• Given request
Images appear in the records below; leave them out and repeat everything else exactly.

BEGIN The input

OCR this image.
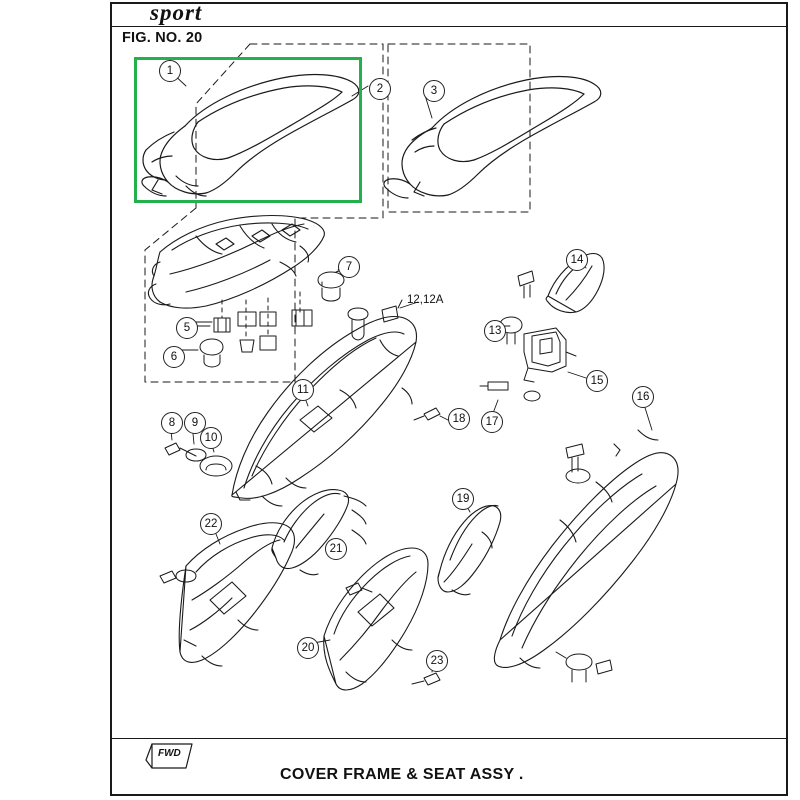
sport
FIG. NO. 20
COVER FRAME & SEAT ASSY .
FWD
1
2	3
7
5
6
12,12A
13
14
15
16
17
18
11
8	9
10
22
21
19
20
23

END The input

• Task response
OCR this image.
sport
FIG. NO. 20
COVER FRAME & SEAT ASSY .
FWD
1
2	3
7
5
6
12,12A
13
14
15
16
17
18
11
8	9
10
22
21
19
20
23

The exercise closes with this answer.